All of the data below must be repeated exactly.

** START OF DATA FOR THE TASK **

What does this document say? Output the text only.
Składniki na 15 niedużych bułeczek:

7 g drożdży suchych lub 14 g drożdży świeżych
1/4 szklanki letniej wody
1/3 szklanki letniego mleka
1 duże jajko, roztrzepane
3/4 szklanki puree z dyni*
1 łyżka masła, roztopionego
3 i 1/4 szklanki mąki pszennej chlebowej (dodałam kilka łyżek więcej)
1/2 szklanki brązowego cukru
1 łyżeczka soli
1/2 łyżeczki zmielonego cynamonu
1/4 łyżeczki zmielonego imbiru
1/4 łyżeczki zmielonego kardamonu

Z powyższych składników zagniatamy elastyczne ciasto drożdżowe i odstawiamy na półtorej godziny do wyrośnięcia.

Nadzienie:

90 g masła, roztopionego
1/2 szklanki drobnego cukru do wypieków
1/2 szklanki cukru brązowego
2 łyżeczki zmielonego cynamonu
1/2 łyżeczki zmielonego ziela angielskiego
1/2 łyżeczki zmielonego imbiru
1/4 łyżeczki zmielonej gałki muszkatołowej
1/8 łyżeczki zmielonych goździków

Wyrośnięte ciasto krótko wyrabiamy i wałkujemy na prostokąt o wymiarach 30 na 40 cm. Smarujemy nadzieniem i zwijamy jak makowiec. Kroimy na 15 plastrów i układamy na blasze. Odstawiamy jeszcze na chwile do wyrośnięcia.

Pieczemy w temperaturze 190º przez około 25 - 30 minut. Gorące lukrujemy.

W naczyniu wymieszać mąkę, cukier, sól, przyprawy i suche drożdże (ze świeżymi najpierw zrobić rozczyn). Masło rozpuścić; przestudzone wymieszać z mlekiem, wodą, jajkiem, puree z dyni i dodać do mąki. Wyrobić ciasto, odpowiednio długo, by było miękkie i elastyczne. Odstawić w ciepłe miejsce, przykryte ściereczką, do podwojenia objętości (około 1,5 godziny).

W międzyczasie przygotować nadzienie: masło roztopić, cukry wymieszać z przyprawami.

** END OF DATA FOR THE TASK **

* WRITTEN RESPONSE
What does this document say? Output the text only.
Składniki na 15 niedużych bułeczek:

7 g drożdży suchych lub 14 g drożdży świeżych
1/4 szklanki letniej wody
1/3 szklanki letniego mleka
1 duże jajko, roztrzepane
3/4 szklanki puree z dyni*
1 łyżka masła, roztopionego
3 i 1/4 szklanki mąki pszennej chlebowej (dodałam kilka łyżek więcej)
1/2 szklanki brązowego cukru
1 łyżeczka soli
1/2 łyżeczki zmielonego cynamonu
1/4 łyżeczki zmielonego imbiru
1/4 łyżeczki zmielonego kardamonu

Z powyższych składników zagniatamy elastyczne ciasto drożdżowe i odstawiamy na półtorej godziny do wyrośnięcia.

Nadzienie:

90 g masła, roztopionego
1/2 szklanki drobnego cukru do wypieków
1/2 szklanki cukru brązowego
2 łyżeczki zmielonego cynamonu
1/2 łyżeczki zmielonego ziela angielskiego
1/2 łyżeczki zmielonego imbiru
1/4 łyżeczki zmielonej gałki muszkatołowej
1/8 łyżeczki zmielonych goździków

Wyrośnięte ciasto krótko wyrabiamy i wałkujemy na prostokąt o wymiarach 30 na 40 cm. Smarujemy nadzieniem i zwijamy jak makowiec. Kroimy na 15 plastrów i układamy na blasze. Odstawiamy jeszcze na chwile do wyrośnięcia.

Pieczemy w temperaturze 190º przez około 25 - 30 minut. Gorące lukrujemy.

W naczyniu wymieszać mąkę, cukier, sól, przyprawy i suche drożdże (ze świeżymi najpierw zrobić rozczyn). Masło rozpuścić; przestudzone wymieszać z mlekiem, wodą, jajkiem, puree z dyni i dodać do mąki. Wyrobić ciasto, odpowiednio długo, by było miękkie i elastyczne. Odstawić w ciepłe miejsce, przykryte ściereczką, do podwojenia objętości (około 1,5 godziny).

W międzyczasie przygotować nadzienie: masło roztopić, cukry wymieszać z przyprawami.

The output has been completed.